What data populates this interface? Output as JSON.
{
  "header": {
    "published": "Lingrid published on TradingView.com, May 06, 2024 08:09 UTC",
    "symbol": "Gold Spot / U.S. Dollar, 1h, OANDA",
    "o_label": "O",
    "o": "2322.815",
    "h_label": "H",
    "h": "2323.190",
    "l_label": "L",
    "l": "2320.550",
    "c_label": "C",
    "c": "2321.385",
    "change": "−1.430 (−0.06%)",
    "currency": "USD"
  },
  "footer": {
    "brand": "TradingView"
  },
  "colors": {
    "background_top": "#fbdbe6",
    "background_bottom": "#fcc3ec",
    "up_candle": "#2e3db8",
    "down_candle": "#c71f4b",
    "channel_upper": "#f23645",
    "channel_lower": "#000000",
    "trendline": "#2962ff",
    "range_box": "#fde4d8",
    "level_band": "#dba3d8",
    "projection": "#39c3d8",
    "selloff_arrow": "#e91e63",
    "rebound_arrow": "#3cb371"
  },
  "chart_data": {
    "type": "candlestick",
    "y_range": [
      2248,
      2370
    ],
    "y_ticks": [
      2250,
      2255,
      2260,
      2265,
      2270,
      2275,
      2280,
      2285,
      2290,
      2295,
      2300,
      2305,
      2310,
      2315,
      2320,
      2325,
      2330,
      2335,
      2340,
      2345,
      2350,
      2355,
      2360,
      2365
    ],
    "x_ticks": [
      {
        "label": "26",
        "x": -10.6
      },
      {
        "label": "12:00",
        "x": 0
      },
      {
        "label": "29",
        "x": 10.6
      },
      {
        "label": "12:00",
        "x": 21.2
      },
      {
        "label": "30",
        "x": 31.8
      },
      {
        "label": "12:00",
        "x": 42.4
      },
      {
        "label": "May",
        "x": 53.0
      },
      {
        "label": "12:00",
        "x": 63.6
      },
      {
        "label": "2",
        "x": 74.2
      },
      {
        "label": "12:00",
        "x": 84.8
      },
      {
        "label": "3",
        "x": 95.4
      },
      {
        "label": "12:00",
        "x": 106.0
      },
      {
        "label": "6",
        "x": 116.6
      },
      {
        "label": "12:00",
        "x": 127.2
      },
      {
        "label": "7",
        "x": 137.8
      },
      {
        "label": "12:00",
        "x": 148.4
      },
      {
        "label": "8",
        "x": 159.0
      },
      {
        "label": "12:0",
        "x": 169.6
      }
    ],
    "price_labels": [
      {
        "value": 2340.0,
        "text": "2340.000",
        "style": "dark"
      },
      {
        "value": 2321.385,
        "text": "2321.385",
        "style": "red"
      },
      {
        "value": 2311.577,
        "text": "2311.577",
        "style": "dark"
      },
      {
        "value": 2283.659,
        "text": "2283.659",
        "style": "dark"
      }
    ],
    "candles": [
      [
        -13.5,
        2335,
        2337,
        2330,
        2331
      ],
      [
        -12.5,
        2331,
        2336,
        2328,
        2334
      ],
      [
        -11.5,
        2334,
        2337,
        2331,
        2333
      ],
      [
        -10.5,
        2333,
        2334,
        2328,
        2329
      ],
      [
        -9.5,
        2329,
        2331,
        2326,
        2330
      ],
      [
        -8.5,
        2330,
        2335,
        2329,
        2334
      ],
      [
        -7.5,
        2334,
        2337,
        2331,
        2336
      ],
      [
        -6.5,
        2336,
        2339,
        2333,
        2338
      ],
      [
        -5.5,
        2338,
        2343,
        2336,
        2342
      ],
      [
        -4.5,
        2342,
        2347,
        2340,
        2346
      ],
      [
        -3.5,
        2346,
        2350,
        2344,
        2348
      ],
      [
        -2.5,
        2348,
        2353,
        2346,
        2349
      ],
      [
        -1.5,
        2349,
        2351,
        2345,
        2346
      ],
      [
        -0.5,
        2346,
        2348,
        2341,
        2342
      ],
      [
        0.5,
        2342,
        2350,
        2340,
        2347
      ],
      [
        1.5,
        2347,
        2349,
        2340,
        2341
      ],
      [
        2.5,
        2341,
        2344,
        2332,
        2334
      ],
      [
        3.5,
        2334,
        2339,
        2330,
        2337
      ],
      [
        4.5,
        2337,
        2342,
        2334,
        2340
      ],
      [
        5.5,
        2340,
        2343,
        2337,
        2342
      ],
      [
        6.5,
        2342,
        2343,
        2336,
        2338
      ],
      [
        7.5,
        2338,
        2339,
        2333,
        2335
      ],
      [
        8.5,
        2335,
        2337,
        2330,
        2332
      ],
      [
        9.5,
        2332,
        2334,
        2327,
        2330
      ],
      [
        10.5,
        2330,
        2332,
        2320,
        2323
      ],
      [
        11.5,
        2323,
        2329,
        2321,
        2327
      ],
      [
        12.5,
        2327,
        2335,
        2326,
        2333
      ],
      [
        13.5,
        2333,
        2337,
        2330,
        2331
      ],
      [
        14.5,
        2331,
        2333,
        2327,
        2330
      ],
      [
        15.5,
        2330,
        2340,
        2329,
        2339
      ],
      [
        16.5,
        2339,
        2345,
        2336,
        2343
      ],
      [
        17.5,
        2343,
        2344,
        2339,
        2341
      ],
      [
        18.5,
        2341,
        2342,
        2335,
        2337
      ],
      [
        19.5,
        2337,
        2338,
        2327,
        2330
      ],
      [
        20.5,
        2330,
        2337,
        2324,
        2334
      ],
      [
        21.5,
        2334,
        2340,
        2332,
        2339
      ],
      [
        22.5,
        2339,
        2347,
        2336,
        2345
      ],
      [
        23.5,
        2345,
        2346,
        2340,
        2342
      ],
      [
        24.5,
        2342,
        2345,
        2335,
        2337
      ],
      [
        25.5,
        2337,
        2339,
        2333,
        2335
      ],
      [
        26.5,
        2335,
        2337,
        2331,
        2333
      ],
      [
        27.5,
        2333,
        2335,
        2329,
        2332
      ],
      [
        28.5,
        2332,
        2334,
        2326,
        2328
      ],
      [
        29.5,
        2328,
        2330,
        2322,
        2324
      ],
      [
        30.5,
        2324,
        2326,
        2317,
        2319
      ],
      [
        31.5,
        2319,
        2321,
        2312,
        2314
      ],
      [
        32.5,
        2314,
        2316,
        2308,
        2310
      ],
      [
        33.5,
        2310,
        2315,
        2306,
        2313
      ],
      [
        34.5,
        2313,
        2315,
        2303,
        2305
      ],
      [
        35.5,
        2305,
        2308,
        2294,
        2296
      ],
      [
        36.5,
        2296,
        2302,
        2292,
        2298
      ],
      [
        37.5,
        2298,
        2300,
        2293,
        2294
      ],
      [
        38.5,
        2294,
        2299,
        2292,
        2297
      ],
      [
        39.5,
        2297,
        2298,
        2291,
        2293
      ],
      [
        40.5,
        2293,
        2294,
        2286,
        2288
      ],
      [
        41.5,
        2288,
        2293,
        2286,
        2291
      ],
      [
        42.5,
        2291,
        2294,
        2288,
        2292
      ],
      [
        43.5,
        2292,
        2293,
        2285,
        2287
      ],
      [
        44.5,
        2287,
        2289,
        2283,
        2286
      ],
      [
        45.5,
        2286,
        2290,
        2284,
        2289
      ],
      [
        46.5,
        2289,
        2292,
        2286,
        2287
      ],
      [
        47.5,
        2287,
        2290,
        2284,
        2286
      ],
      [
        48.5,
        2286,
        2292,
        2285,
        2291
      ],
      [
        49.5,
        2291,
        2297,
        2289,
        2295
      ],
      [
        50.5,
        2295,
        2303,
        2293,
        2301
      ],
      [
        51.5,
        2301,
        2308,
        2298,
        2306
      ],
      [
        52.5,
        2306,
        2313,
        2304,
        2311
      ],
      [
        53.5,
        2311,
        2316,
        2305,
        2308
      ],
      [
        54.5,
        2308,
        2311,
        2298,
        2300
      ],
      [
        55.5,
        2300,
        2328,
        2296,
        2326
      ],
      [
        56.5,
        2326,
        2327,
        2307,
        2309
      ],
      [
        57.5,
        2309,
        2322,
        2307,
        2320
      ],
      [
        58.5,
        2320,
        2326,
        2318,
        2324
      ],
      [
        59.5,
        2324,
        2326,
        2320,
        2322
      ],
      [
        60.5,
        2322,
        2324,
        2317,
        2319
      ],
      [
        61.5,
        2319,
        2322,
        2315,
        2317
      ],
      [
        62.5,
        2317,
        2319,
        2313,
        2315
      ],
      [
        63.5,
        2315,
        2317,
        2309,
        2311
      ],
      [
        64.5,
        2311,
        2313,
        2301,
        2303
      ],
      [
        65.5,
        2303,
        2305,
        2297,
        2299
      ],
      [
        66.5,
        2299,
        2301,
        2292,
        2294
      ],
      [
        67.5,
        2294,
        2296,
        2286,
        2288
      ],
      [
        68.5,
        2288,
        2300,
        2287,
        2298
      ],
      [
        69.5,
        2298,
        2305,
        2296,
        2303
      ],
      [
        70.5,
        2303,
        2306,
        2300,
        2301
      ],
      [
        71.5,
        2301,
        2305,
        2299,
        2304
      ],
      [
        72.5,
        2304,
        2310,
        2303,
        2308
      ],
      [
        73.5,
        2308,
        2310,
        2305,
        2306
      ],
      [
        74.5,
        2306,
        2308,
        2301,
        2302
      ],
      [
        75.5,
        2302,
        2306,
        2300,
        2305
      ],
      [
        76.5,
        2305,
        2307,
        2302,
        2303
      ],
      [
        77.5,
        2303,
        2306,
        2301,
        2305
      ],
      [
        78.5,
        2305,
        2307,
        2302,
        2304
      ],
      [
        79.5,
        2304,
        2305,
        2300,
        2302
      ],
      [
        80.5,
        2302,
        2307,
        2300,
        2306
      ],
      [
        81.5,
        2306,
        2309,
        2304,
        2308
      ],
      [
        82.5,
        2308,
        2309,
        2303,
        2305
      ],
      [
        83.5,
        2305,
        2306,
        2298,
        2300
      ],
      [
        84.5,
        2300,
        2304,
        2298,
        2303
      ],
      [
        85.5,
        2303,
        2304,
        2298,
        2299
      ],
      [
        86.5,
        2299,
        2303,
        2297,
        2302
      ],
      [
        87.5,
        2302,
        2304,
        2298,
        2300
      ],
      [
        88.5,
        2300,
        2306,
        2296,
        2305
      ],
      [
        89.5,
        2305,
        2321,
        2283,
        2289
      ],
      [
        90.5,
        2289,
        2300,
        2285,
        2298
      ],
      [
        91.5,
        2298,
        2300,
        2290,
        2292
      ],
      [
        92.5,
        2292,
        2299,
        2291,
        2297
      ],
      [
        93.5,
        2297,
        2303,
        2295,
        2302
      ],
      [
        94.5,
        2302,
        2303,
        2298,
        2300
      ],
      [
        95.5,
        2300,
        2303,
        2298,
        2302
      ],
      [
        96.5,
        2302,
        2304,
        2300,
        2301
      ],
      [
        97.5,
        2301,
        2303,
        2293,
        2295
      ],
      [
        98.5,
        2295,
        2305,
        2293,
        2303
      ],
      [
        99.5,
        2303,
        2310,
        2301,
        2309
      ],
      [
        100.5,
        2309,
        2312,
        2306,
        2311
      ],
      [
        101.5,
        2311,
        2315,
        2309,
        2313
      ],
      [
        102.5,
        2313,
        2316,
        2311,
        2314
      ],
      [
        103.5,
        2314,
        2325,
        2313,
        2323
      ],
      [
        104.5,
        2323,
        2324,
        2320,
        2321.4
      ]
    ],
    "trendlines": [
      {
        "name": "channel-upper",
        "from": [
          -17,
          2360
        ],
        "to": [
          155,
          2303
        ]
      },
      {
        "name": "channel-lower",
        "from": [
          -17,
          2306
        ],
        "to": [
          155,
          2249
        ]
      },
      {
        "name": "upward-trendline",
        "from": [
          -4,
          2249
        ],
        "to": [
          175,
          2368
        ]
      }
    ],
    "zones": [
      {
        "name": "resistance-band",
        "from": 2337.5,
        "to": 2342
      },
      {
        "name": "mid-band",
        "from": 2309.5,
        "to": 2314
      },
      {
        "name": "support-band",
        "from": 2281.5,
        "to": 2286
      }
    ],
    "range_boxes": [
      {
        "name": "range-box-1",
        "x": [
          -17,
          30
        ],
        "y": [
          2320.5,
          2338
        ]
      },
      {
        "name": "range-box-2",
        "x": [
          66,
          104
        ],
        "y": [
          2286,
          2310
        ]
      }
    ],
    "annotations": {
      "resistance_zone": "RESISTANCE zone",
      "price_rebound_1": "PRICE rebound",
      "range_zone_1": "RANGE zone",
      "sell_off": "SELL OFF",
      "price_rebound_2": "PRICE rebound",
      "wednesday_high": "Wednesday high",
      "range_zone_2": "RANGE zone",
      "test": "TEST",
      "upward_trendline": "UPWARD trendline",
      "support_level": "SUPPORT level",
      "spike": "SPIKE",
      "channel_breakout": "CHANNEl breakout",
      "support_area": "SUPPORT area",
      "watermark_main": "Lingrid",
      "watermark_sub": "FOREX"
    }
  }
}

● **WHAT THE TASK REQUIRES**
Supply the count of lines in the entries that contain the word "text", and nothing besides.

● **CORRECT OUTPUT**
4